_Task input_:
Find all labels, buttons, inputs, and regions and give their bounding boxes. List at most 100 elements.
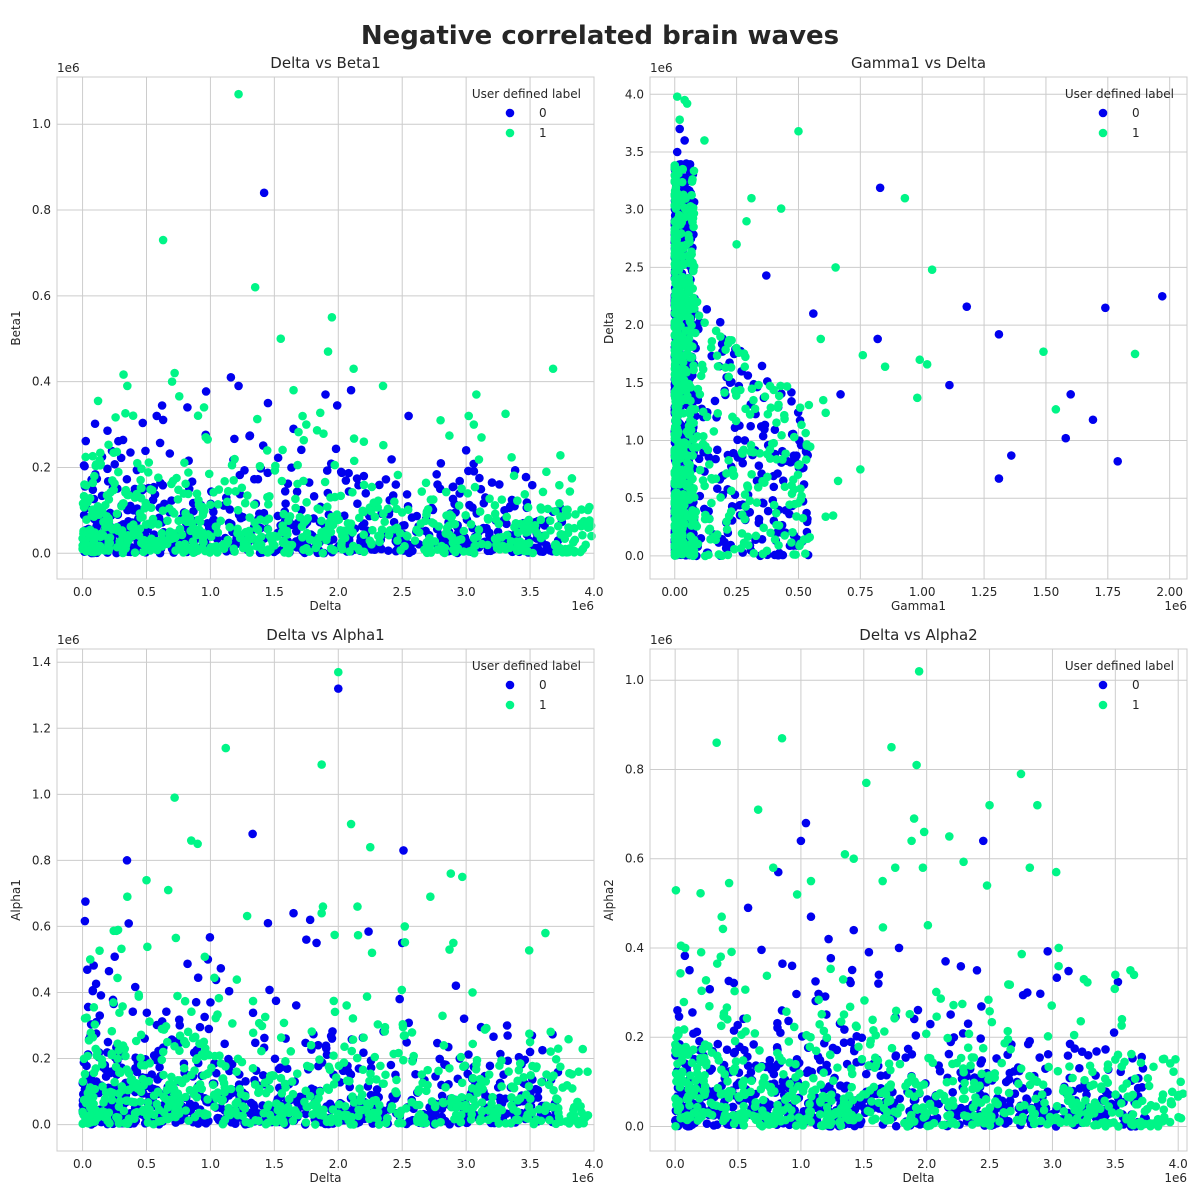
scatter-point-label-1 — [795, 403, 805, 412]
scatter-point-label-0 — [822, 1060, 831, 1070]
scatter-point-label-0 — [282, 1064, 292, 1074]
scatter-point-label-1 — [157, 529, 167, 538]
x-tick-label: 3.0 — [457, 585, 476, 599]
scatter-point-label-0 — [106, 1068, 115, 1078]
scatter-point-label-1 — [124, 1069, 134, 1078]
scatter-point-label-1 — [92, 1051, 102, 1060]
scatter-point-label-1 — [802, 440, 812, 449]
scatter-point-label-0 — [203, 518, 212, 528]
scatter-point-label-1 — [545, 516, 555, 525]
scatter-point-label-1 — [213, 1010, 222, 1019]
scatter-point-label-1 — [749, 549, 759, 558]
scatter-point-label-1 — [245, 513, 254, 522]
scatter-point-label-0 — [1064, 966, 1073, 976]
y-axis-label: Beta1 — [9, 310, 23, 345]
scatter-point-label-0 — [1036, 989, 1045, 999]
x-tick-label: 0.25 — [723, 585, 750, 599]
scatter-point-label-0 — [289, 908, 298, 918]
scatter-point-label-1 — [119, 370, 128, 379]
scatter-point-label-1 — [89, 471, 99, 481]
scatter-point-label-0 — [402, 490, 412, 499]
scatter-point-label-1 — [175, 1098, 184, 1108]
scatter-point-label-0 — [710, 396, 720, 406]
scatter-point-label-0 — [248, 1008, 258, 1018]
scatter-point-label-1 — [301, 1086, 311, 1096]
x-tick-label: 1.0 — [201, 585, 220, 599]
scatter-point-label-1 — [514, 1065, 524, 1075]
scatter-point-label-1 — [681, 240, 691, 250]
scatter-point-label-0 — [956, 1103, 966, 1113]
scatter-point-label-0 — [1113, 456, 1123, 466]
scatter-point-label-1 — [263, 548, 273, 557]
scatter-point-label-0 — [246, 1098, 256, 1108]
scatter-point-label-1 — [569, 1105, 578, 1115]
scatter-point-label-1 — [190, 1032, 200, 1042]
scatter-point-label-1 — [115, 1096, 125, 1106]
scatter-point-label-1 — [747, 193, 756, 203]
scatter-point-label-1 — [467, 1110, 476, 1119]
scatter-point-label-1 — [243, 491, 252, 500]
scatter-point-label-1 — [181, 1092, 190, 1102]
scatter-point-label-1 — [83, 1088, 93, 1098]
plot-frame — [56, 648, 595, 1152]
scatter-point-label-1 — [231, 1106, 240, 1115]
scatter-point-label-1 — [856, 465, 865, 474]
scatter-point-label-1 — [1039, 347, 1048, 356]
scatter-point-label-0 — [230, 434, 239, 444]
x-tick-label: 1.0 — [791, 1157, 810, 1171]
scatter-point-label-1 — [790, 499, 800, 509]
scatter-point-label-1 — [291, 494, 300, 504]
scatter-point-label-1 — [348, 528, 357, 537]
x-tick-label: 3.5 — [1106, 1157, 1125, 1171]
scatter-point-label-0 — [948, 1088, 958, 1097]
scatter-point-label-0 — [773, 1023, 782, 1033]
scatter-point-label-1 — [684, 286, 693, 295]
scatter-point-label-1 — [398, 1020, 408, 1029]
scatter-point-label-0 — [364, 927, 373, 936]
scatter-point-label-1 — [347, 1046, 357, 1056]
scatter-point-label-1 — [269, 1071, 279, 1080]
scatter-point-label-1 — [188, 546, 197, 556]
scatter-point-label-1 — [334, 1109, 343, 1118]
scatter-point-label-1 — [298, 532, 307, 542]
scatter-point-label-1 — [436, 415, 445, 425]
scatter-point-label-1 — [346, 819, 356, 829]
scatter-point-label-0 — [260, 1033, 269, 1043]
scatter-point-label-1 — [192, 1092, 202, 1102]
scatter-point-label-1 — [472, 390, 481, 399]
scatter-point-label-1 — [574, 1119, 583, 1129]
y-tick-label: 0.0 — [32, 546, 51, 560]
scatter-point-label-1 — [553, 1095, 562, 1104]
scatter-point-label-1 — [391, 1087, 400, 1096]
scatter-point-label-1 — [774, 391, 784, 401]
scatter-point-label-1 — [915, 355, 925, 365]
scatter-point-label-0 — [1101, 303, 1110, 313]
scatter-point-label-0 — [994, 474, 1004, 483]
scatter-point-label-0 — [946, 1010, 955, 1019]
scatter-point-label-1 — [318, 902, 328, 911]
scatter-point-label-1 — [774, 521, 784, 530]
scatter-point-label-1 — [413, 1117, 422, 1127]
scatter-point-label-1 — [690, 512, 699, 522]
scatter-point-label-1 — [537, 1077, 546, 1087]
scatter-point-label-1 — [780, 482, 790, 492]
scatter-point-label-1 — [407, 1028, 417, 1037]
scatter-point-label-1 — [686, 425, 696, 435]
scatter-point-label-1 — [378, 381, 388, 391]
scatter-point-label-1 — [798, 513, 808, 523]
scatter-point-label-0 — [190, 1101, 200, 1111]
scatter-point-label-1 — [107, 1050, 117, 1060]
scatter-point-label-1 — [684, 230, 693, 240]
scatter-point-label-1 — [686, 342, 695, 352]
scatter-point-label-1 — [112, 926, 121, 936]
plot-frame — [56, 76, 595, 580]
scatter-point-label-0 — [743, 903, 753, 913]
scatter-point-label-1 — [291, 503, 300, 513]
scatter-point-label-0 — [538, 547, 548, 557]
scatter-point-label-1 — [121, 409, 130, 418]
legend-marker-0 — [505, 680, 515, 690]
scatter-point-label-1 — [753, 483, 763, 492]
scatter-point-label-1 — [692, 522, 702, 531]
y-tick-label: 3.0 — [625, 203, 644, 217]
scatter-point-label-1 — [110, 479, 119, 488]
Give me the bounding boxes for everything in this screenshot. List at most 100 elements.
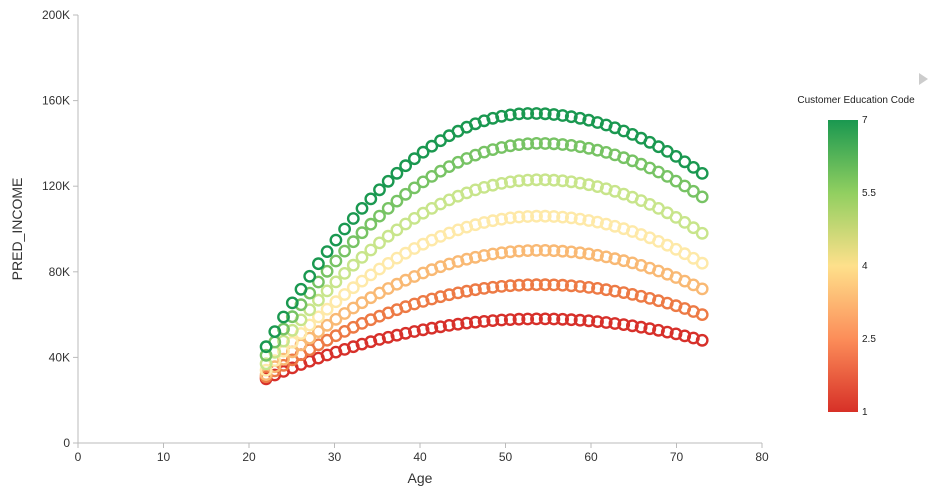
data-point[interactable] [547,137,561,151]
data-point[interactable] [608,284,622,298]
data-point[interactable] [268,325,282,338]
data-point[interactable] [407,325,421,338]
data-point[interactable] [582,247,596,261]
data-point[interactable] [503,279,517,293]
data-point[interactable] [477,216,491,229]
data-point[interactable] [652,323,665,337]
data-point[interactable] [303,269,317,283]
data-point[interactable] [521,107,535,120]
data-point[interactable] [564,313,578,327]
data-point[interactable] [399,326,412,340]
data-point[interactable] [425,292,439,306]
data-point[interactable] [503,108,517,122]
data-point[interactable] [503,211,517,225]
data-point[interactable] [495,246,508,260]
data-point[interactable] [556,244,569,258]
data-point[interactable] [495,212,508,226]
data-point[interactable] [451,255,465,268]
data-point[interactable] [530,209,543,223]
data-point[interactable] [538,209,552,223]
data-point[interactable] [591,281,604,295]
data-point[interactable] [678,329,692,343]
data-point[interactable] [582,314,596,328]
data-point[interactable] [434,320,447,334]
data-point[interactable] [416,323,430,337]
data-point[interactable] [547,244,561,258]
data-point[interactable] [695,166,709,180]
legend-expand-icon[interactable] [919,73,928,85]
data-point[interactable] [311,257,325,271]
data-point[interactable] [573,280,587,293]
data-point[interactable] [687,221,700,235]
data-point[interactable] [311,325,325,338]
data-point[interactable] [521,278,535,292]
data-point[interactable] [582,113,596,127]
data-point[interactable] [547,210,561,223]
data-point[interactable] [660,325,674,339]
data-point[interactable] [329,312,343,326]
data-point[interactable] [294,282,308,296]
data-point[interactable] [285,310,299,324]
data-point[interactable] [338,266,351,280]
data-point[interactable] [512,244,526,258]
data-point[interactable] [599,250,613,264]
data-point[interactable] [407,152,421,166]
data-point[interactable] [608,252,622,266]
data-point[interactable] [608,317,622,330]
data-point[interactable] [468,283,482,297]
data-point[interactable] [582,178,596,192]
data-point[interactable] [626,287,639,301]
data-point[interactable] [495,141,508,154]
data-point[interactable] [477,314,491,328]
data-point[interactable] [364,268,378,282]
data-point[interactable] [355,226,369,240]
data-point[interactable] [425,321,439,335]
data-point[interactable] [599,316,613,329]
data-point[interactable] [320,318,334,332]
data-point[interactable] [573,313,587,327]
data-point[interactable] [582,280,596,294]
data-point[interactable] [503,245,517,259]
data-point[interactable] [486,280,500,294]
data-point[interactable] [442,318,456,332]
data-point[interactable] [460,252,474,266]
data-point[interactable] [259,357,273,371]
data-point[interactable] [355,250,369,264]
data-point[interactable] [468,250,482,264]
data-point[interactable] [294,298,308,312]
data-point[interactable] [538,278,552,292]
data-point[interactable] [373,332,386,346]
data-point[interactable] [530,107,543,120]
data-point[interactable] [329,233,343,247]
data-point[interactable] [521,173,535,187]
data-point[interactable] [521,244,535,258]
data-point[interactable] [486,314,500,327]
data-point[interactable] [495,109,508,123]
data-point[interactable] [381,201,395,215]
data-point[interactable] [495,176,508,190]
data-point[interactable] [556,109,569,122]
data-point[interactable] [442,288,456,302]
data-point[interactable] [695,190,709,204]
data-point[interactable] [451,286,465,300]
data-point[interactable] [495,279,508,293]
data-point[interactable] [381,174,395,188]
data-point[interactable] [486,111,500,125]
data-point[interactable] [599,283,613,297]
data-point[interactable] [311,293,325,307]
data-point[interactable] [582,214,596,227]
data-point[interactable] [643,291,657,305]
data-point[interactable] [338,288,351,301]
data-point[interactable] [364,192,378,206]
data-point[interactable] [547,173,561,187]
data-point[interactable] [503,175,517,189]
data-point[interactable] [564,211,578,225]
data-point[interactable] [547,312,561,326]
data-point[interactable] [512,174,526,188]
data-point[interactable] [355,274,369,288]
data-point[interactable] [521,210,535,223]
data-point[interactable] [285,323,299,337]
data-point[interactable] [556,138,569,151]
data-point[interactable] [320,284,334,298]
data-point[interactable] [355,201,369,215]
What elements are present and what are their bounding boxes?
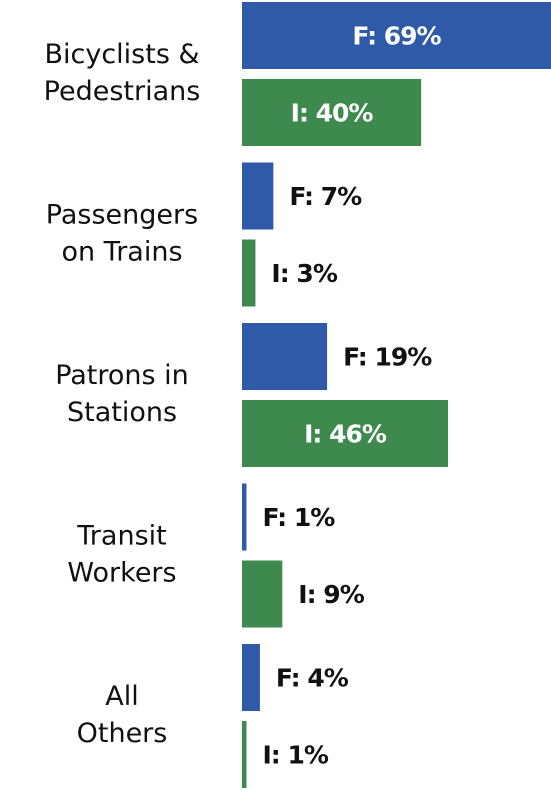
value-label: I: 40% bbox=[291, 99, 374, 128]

_What you should do_:
Please edit the material from the line containing "scatter-point-label-1 — [795, 403, 805, 412]" down to the line containing "scatter-point-label-0 — [956, 1103, 966, 1113]", swapping "x-tick-label" for "x-axis-tick" and leaving everything else in those lines unchanged. Return only those lines.

_Problem solution_:
scatter-point-label-1 — [795, 403, 805, 412]
scatter-point-label-0 — [822, 1060, 831, 1070]
scatter-point-label-0 — [282, 1064, 292, 1074]
scatter-point-label-1 — [157, 529, 167, 538]
x-axis-tick: 3.0 — [457, 585, 476, 599]
scatter-point-label-0 — [106, 1068, 115, 1078]
scatter-point-label-1 — [124, 1069, 134, 1078]
scatter-point-label-1 — [92, 1051, 102, 1060]
scatter-point-label-1 — [802, 440, 812, 449]
scatter-point-label-0 — [203, 518, 212, 528]
scatter-point-label-1 — [545, 516, 555, 525]
scatter-point-label-1 — [213, 1010, 222, 1019]
scatter-point-label-1 — [749, 549, 759, 558]
scatter-point-label-1 — [245, 513, 254, 522]
scatter-point-label-0 — [1064, 966, 1073, 976]
y-axis-label: Beta1 — [9, 310, 23, 345]
scatter-point-label-0 — [1036, 989, 1045, 999]
x-axis-tick: 0.25 — [723, 585, 750, 599]
scatter-point-label-0 — [289, 908, 298, 918]
scatter-point-label-1 — [119, 370, 128, 379]
scatter-point-label-1 — [89, 471, 99, 481]
scatter-point-label-0 — [402, 490, 412, 499]
scatter-point-label-1 — [175, 1098, 184, 1108]
scatter-point-label-0 — [710, 396, 720, 406]
scatter-point-label-0 — [248, 1008, 258, 1018]
scatter-point-label-1 — [301, 1086, 311, 1096]
x-axis-tick: 1.0 — [201, 585, 220, 599]
scatter-point-label-1 — [514, 1065, 524, 1075]
scatter-point-label-1 — [681, 240, 691, 250]
scatter-point-label-0 — [956, 1103, 966, 1113]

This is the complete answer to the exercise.